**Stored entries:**
◆ ◆ ◆ ◆ ◆ ◆ ◆

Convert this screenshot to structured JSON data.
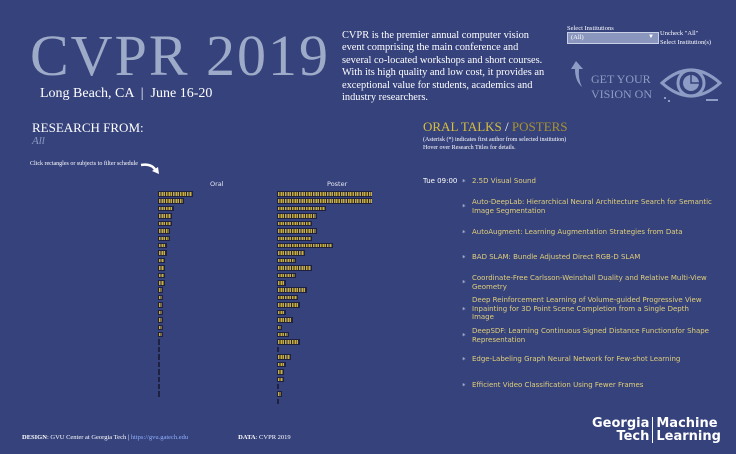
{
  "header": {
    "title": "CVPR 2019",
    "location": "Long Beach, CA",
    "separator": "|",
    "dates": "June 16-20",
    "blurb": "CVPR is the premier annual computer vision event comprising the main conference and several co-located workshops and short courses. With its high quality and low cost, it provides an exceptional value for students, academics and industry researchers."
  },
  "filter": {
    "label": "Select Institutions",
    "value": "(All)",
    "hint_line1": "Uncheck \"All\"",
    "hint_line2": "Select Institution(s)"
  },
  "promo": {
    "line1": "GET YOUR",
    "line2": "VISION ON",
    "icon": "eye-chart-icon"
  },
  "research": {
    "title": "RESEARCH FROM:",
    "selected": "All",
    "hint": "Click rectangles or subjects to filter schedule"
  },
  "chart_data": {
    "type": "bar",
    "orientation": "horizontal",
    "columns": [
      "Oral",
      "Poster"
    ],
    "categories": [
      "Deep Learning",
      "Recognition",
      "Face, Gesture, and Body Pose",
      "Image and Video Synthesis",
      "Segmentation, Grouping and Shape",
      "Vision + Language",
      "3D from Multiview and Sensors",
      "Low-level Vision",
      "3D from Single Image",
      "Motion and Tracking",
      "Representation Learning",
      "Computational Photography",
      "Vision + Graphics",
      "Scene Analysis and Understanding",
      "Vision Applications and Systems",
      "Datasets and Evaluation",
      "Optimization Methods",
      "Video Analytics",
      "Biometrics",
      "Robotics + Driving",
      "Action Recognition",
      "Computer Vision Theory",
      "Medical, Biological and Cell Microsc..",
      "Statistical Learning",
      "Visual Reasoning",
      "Physics-based Vision and Shape-fro..",
      "Big Data, Large Scale Methods",
      "RGBD sensors and analytics",
      "Document Analysis"
    ],
    "series": [
      {
        "name": "Oral",
        "values": [
          15,
          11,
          7,
          6,
          6,
          5,
          5,
          4,
          4,
          3,
          3,
          3,
          3,
          2,
          2,
          2,
          2,
          2,
          2,
          2,
          1,
          1,
          1,
          1,
          1,
          1,
          1,
          1,
          0
        ]
      },
      {
        "name": "Poster",
        "values": [
          42,
          41,
          21,
          17,
          15,
          17,
          15,
          24,
          12,
          8,
          15,
          8,
          4,
          13,
          9,
          10,
          4,
          7,
          2,
          5,
          10,
          1,
          6,
          4,
          3,
          3,
          1,
          2,
          1
        ]
      }
    ],
    "colors": {
      "bar": "#c9ad3a",
      "background": "#36427c"
    }
  },
  "talks": {
    "title_oral": "ORAL TALKS",
    "slash": "/",
    "title_posters": "POSTERS",
    "note1": "(Asterisk (*) indicates first author from selected institution)",
    "note2": "Hover over Research Titles for details.",
    "time": "Tue 09:00",
    "items": [
      "2.5D Visual Sound",
      "Auto-DeepLab: Hierarchical Neural Architecture Search for Semantic Image Segmentation",
      "AutoAugment: Learning Augmentation Strategies from Data",
      "BAD SLAM: Bundle Adjusted Direct RGB-D SLAM",
      "Coordinate-Free Carlsson-Weinshall Duality and Relative Multi-View Geometry",
      "Deep Reinforcement Learning of Volume-guided Progressive View Inpainting for 3D Point Scene Completion from a Single Depth Image",
      "DeepSDF: Learning Continuous Signed Distance Functionsfor Shape Representation",
      "Edge-Labeling Graph Neural Network for Few-shot Learning",
      "Efficient Video Classification Using Fewer Frames"
    ]
  },
  "footer": {
    "design_label": "DESIGN",
    "design": ": GVU Center at Georgia Tech |",
    "link": "https://gvu.gatech.edu",
    "data_label": "DATA",
    "data": ": CVPR 2019",
    "logo_l1": "Georgia",
    "logo_l2": "Tech",
    "logo_r1": "Machine",
    "logo_r2": "Learning"
  }
}
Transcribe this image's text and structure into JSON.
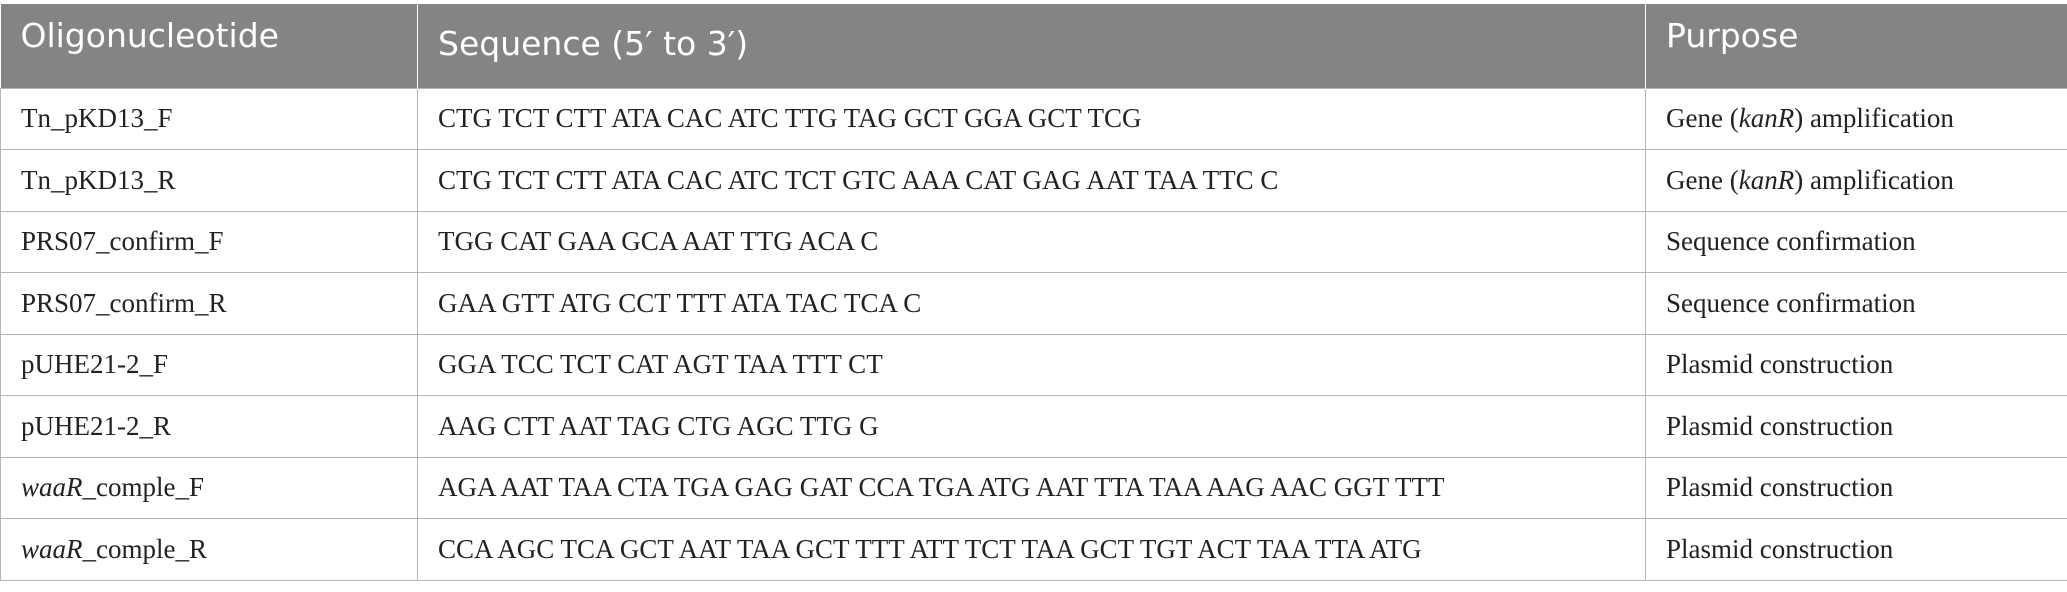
{
  "table": {
    "headers": [
      "Oligonucleotide",
      "Sequence (5′ to 3′)",
      "Purpose"
    ],
    "rows": [
      {
        "oligo_italic": "",
        "oligo_rest": "Tn_pKD13_F",
        "sequence": "CTG TCT CTT ATA CAC ATC TTG TAG GCT GGA GCT TCG",
        "purpose_pre": "Gene (",
        "purpose_italic": "kanR",
        "purpose_post": ") amplification"
      },
      {
        "oligo_italic": "",
        "oligo_rest": "Tn_pKD13_R",
        "sequence": "CTG TCT CTT ATA CAC ATC TCT GTC AAA CAT GAG AAT TAA TTC C",
        "purpose_pre": "Gene (",
        "purpose_italic": "kanR",
        "purpose_post": ") amplification"
      },
      {
        "oligo_italic": "",
        "oligo_rest": "PRS07_confirm_F",
        "sequence": "TGG CAT GAA GCA AAT TTG ACA C",
        "purpose_pre": "Sequence confirmation",
        "purpose_italic": "",
        "purpose_post": ""
      },
      {
        "oligo_italic": "",
        "oligo_rest": "PRS07_confirm_R",
        "sequence": "GAA GTT ATG CCT TTT ATA TAC TCA C",
        "purpose_pre": "Sequence confirmation",
        "purpose_italic": "",
        "purpose_post": ""
      },
      {
        "oligo_italic": "",
        "oligo_rest": "pUHE21-2_F",
        "sequence": "GGA TCC TCT CAT AGT TAA TTT CT",
        "purpose_pre": "Plasmid construction",
        "purpose_italic": "",
        "purpose_post": ""
      },
      {
        "oligo_italic": "",
        "oligo_rest": "pUHE21-2_R",
        "sequence": "AAG CTT AAT TAG CTG AGC TTG G",
        "purpose_pre": "Plasmid construction",
        "purpose_italic": "",
        "purpose_post": ""
      },
      {
        "oligo_italic": "waaR",
        "oligo_rest": "_comple_F",
        "sequence": "AGA AAT TAA CTA TGA GAG GAT CCA TGA ATG AAT TTA TAA AAG AAC GGT TTT",
        "purpose_pre": "Plasmid construction",
        "purpose_italic": "",
        "purpose_post": ""
      },
      {
        "oligo_italic": "waaR",
        "oligo_rest": "_comple_R",
        "sequence": "CCA AGC TCA GCT AAT TAA GCT TTT ATT TCT TAA GCT TGT ACT TAA TTA ATG",
        "purpose_pre": "Plasmid construction",
        "purpose_italic": "",
        "purpose_post": ""
      }
    ]
  },
  "colors": {
    "header_bg": "#838483",
    "header_text": "#ffffff",
    "grid_line": "#b5b5b5",
    "body_text": "#222222"
  }
}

◆ ◆ ◆ ◆ ◆ ◆ ◆

**Set task:**
In the lines above, find each one with "JSON" and list it.

**Result of the task:**
Convert this screenshot to structured JSON data.
Transcribe this image's text and structure into JSON.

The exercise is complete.